*Task objective*: Copy out each line of all the listings below word for word, leaving out the pictures.

##### Information shown

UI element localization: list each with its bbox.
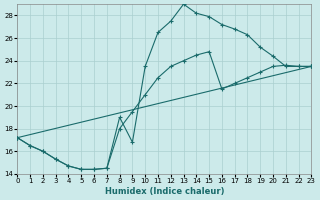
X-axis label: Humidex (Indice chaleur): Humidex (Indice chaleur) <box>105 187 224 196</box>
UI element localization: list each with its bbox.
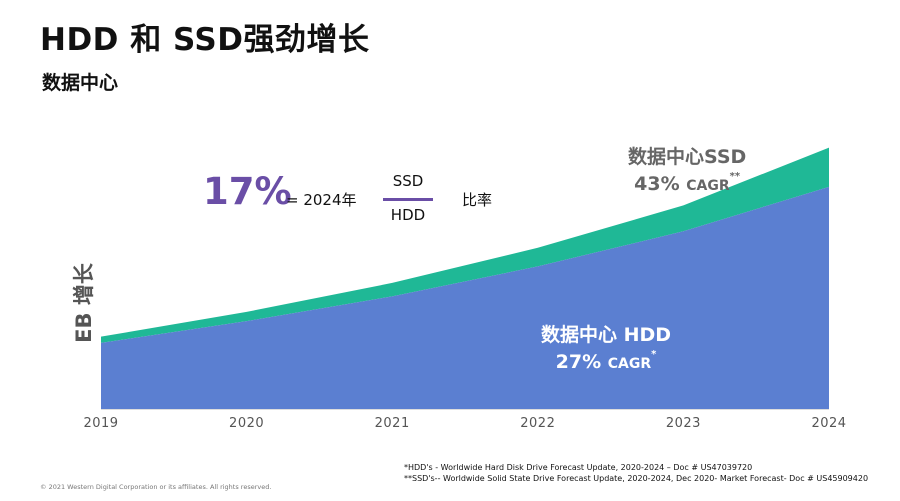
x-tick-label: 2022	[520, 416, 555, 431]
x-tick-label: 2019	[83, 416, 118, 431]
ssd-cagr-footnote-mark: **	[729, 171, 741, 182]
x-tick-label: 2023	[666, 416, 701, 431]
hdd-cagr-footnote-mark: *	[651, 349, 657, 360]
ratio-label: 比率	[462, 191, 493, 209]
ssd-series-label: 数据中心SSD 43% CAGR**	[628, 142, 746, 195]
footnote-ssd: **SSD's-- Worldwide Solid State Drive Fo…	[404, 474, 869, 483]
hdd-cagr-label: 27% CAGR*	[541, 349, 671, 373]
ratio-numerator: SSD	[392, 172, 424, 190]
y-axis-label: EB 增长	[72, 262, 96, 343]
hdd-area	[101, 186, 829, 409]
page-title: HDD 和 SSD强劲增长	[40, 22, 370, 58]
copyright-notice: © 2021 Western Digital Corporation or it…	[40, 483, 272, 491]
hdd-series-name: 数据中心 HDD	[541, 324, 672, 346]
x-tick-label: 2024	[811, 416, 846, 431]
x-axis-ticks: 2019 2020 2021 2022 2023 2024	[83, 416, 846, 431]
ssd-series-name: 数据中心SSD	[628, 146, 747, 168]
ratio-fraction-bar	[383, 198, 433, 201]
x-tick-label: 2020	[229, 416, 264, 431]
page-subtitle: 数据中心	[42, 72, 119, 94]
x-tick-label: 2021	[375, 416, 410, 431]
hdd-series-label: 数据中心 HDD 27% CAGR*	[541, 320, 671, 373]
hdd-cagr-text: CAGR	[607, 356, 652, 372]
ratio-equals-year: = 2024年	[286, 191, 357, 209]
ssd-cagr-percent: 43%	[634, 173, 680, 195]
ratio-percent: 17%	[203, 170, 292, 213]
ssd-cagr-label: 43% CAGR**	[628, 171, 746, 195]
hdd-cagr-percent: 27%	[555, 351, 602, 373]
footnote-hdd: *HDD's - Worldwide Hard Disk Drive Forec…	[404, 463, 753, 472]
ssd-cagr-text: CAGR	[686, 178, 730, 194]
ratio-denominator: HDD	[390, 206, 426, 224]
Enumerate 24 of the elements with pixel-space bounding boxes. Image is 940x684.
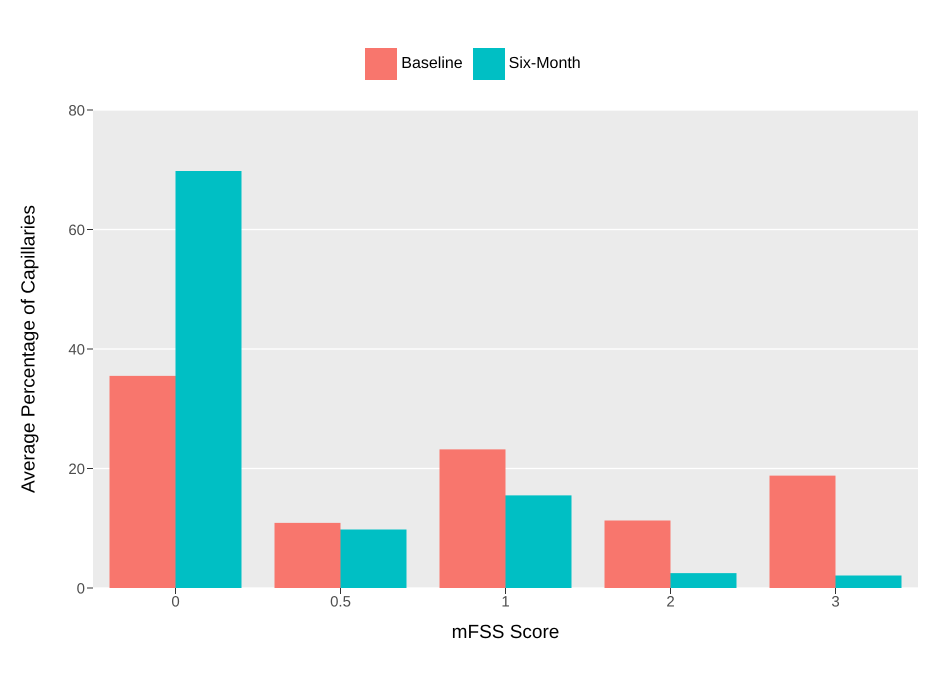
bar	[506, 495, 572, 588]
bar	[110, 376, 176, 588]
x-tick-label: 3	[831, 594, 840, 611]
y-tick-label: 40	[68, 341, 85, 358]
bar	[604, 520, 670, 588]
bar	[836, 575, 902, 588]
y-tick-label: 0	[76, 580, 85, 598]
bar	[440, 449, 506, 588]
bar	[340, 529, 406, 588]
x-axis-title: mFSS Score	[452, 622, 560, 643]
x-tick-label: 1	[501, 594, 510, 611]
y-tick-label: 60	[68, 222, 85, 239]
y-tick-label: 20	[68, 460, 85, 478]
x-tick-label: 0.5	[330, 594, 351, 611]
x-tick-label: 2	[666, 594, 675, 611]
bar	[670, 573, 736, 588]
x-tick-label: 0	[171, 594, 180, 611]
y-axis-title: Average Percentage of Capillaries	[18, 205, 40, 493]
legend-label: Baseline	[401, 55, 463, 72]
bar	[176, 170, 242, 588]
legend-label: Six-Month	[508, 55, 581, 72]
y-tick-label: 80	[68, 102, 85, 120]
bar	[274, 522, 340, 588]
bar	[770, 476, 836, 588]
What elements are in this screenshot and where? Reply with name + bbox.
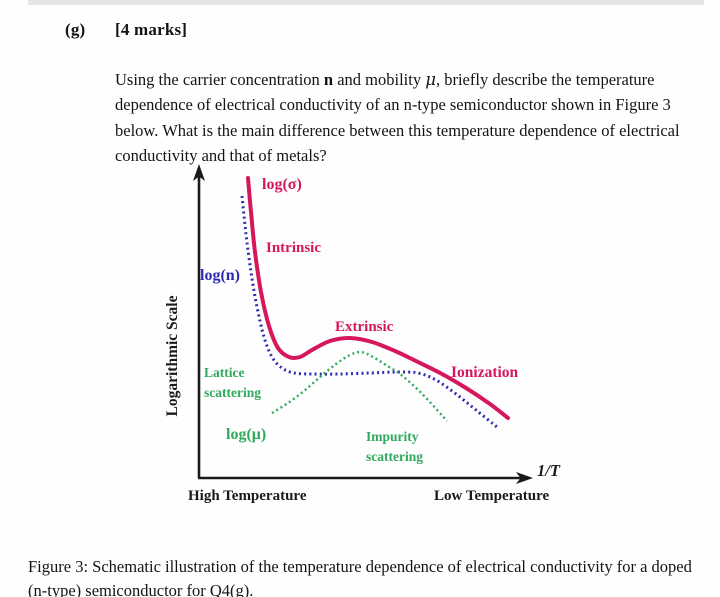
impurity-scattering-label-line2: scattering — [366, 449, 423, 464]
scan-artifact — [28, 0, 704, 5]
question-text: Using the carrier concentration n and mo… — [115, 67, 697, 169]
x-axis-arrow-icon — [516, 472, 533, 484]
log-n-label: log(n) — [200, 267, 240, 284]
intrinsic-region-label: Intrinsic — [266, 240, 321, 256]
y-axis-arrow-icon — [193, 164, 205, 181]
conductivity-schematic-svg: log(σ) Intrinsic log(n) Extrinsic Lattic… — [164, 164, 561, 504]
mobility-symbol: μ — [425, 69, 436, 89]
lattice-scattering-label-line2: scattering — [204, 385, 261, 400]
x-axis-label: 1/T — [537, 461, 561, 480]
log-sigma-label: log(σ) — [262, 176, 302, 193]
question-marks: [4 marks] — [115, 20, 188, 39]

##########

*Result below*:
UI element localization: list each with its bbox.
X-axis label: Humidex (Indice chaleur): Humidex (Indice chaleur) <box>105 187 224 196</box>
UI element localization: list each with its bbox.
x-tick-label: 2022	[520, 416, 555, 431]
x-tick-label: 2019	[83, 416, 118, 431]
ssd-cagr-footnote-mark: **	[729, 171, 741, 182]
x-tick-label: 2023	[666, 416, 701, 431]
hdd-cagr-footnote-mark: *	[651, 349, 657, 360]
ratio-label: 比率	[462, 191, 493, 209]
ssd-series-label: 数据中心SSD 43% CAGR**	[628, 142, 746, 195]
footnote-ssd: **SSD's-- Worldwide Solid State Drive Fo…	[404, 474, 869, 483]
hdd-cagr-label: 27% CAGR*	[541, 349, 671, 373]
ratio-numerator: SSD	[392, 172, 424, 190]
y-axis-label: EB 增长	[72, 262, 96, 343]
hdd-area	[101, 186, 829, 409]
page-title: HDD 和 SSD强劲增长	[40, 22, 370, 58]
copyright-notice: © 2021 Western Digital Corporation or it…	[40, 483, 272, 491]
hdd-series-name: 数据中心 HDD	[541, 324, 672, 346]
x-tick-label: 2024	[811, 416, 846, 431]
x-axis-ticks: 2019 2020 2021 2022 2023 2024	[83, 416, 846, 431]
ssd-series-name: 数据中心SSD	[628, 146, 747, 168]
ratio-fraction-bar	[383, 198, 433, 201]
x-tick-label: 2020	[229, 416, 264, 431]
page-subtitle: 数据中心	[42, 72, 119, 94]
x-tick-label: 2021	[375, 416, 410, 431]
hdd-series-label: 数据中心 HDD 27% CAGR*	[541, 320, 671, 373]
hdd-cagr-text: CAGR	[607, 356, 652, 372]
ratio-equals-year: = 2024年	[286, 191, 357, 209]
ssd-cagr-percent: 43%	[634, 173, 680, 195]
ratio-percent: 17%	[203, 170, 292, 213]
ssd-cagr-label: 43% CAGR**	[628, 171, 746, 195]
hdd-cagr-percent: 27%	[555, 351, 602, 373]
footnote-hdd: *HDD's - Worldwide Hard Disk Drive Forec…	[404, 463, 753, 472]
ssd-cagr-text: CAGR	[686, 178, 730, 194]
ratio-denominator: HDD	[390, 206, 426, 224]
Enumerate 24 of the elements with pixel-space bounding boxes. Image is 940x684.
bar	[506, 495, 572, 588]
bar	[110, 376, 176, 588]
x-tick-label: 3	[831, 594, 840, 611]
y-tick-label: 40	[68, 341, 85, 358]
bar	[604, 520, 670, 588]
bar	[836, 575, 902, 588]
y-tick-label: 0	[76, 580, 85, 598]
bar	[440, 449, 506, 588]
bar	[340, 529, 406, 588]
x-axis-title: mFSS Score	[452, 622, 560, 643]
x-tick-label: 1	[501, 594, 510, 611]
y-tick-label: 60	[68, 222, 85, 239]
y-tick-label: 20	[68, 460, 85, 478]
x-tick-label: 0.5	[330, 594, 351, 611]
x-tick-label: 2	[666, 594, 675, 611]
bar	[670, 573, 736, 588]
x-tick-label: 0	[171, 594, 180, 611]
y-axis-title: Average Percentage of Capillaries	[18, 205, 40, 493]
legend-label: Baseline	[401, 55, 463, 72]
bar	[176, 170, 242, 588]
legend-label: Six-Month	[508, 55, 581, 72]
y-tick-label: 80	[68, 102, 85, 120]
bar	[274, 522, 340, 588]
bar	[770, 476, 836, 588]
What elements are in this screenshot and where? Reply with name + bbox.
impurity-scattering-label-line2: scattering — [366, 449, 423, 464]
scan-artifact — [28, 0, 704, 5]
question-text: Using the carrier concentration n and mo… — [115, 67, 697, 169]
x-axis-arrow-icon — [516, 472, 533, 484]
log-n-label: log(n) — [200, 267, 240, 284]
intrinsic-region-label: Intrinsic — [266, 240, 321, 256]
y-axis-arrow-icon — [193, 164, 205, 181]
conductivity-schematic-svg: log(σ) Intrinsic log(n) Extrinsic Lattic… — [164, 164, 561, 504]
mobility-symbol: μ — [425, 69, 436, 89]
lattice-scattering-label-line2: scattering — [204, 385, 261, 400]
x-axis-label: 1/T — [537, 461, 561, 480]
log-sigma-label: log(σ) — [262, 176, 302, 193]
question-marks: [4 marks] — [115, 20, 188, 39]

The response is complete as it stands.